**What is expected:** Word for word, repeat the entries, minus the pictures.

**Rows from a figure dataset:**
- - - - -

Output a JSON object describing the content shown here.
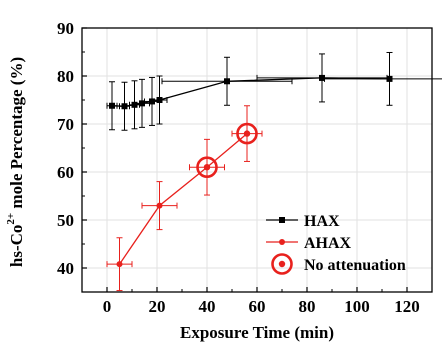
{
  "chart_data": {
    "type": "line",
    "xlabel": "Exposure Time (min)",
    "ylabel_prefix": "hs-Co",
    "ylabel_sup": "2+",
    "ylabel_suffix": " mole Percentage (%)",
    "xlim": [
      -10,
      130
    ],
    "ylim": [
      35,
      90
    ],
    "x_ticks": [
      0,
      20,
      40,
      60,
      80,
      100,
      120
    ],
    "y_ticks": [
      40,
      50,
      60,
      70,
      80,
      90
    ],
    "grid": true,
    "legend_position": "bottom-right",
    "series": [
      {
        "name": "HAX",
        "color": "#000000",
        "marker": "square",
        "points": [
          {
            "x": 2,
            "y": 73.8,
            "xerr": 2,
            "yerr": 5
          },
          {
            "x": 7,
            "y": 73.7,
            "xerr": 2,
            "yerr": 5
          },
          {
            "x": 11,
            "y": 74.0,
            "xerr": 2,
            "yerr": 5
          },
          {
            "x": 14,
            "y": 74.3,
            "xerr": 3,
            "yerr": 5
          },
          {
            "x": 18,
            "y": 74.7,
            "xerr": 3,
            "yerr": 5
          },
          {
            "x": 21,
            "y": 75.0,
            "xerr": 3,
            "yerr": 5
          },
          {
            "x": 48,
            "y": 78.9,
            "xerr": 26,
            "yerr": 5
          },
          {
            "x": 86,
            "y": 79.6,
            "xerr": 26,
            "yerr": 5
          },
          {
            "x": 113,
            "y": 79.4,
            "xerr": 26,
            "yerr": 5.5
          }
        ]
      },
      {
        "name": "AHAX",
        "color": "#e8211d",
        "marker": "circle",
        "points": [
          {
            "x": 5,
            "y": 40.8,
            "xerr": 5,
            "yerr": 5.5
          },
          {
            "x": 21,
            "y": 53.0,
            "xerr": 7,
            "yerr": 5
          },
          {
            "x": 40,
            "y": 61.0,
            "xerr": 7,
            "yerr": 5.8
          },
          {
            "x": 56,
            "y": 68.0,
            "xerr": 6,
            "yerr": 5.8
          }
        ]
      },
      {
        "name": "No attenuation",
        "color": "#e8211d",
        "marker": "target",
        "points": [
          {
            "x": 40,
            "y": 61.0
          },
          {
            "x": 56,
            "y": 68.0
          }
        ]
      }
    ]
  }
}
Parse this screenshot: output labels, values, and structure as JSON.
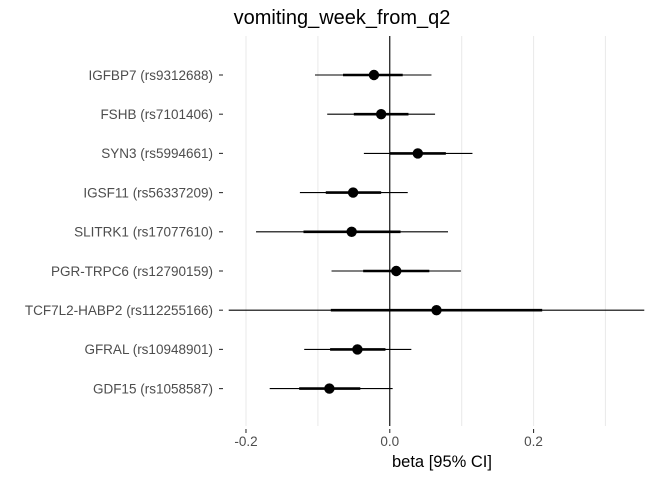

- - - - -

**Response to this exercise:**
Output a JSON object describing the content shown here.
{
  "chart_data": {
    "type": "line",
    "xlabel": "Exposure Time (min)",
    "ylabel_prefix": "hs-Co",
    "ylabel_sup": "2+",
    "ylabel_suffix": " mole Percentage (%)",
    "xlim": [
      -10,
      130
    ],
    "ylim": [
      35,
      90
    ],
    "x_ticks": [
      0,
      20,
      40,
      60,
      80,
      100,
      120
    ],
    "y_ticks": [
      40,
      50,
      60,
      70,
      80,
      90
    ],
    "grid": true,
    "legend_position": "bottom-right",
    "series": [
      {
        "name": "HAX",
        "color": "#000000",
        "marker": "square",
        "points": [
          {
            "x": 2,
            "y": 73.8,
            "xerr": 2,
            "yerr": 5
          },
          {
            "x": 7,
            "y": 73.7,
            "xerr": 2,
            "yerr": 5
          },
          {
            "x": 11,
            "y": 74.0,
            "xerr": 2,
            "yerr": 5
          },
          {
            "x": 14,
            "y": 74.3,
            "xerr": 3,
            "yerr": 5
          },
          {
            "x": 18,
            "y": 74.7,
            "xerr": 3,
            "yerr": 5
          },
          {
            "x": 21,
            "y": 75.0,
            "xerr": 3,
            "yerr": 5
          },
          {
            "x": 48,
            "y": 78.9,
            "xerr": 26,
            "yerr": 5
          },
          {
            "x": 86,
            "y": 79.6,
            "xerr": 26,
            "yerr": 5
          },
          {
            "x": 113,
            "y": 79.4,
            "xerr": 26,
            "yerr": 5.5
          }
        ]
      },
      {
        "name": "AHAX",
        "color": "#e8211d",
        "marker": "circle",
        "points": [
          {
            "x": 5,
            "y": 40.8,
            "xerr": 5,
            "yerr": 5.5
          },
          {
            "x": 21,
            "y": 53.0,
            "xerr": 7,
            "yerr": 5
          },
          {
            "x": 40,
            "y": 61.0,
            "xerr": 7,
            "yerr": 5.8
          },
          {
            "x": 56,
            "y": 68.0,
            "xerr": 6,
            "yerr": 5.8
          }
        ]
      },
      {
        "name": "No attenuation",
        "color": "#e8211d",
        "marker": "target",
        "points": [
          {
            "x": 40,
            "y": 61.0
          },
          {
            "x": 56,
            "y": 68.0
          }
        ]
      }
    ]
  }
}
Parse this screenshot: output labels, values, and structure as JSON.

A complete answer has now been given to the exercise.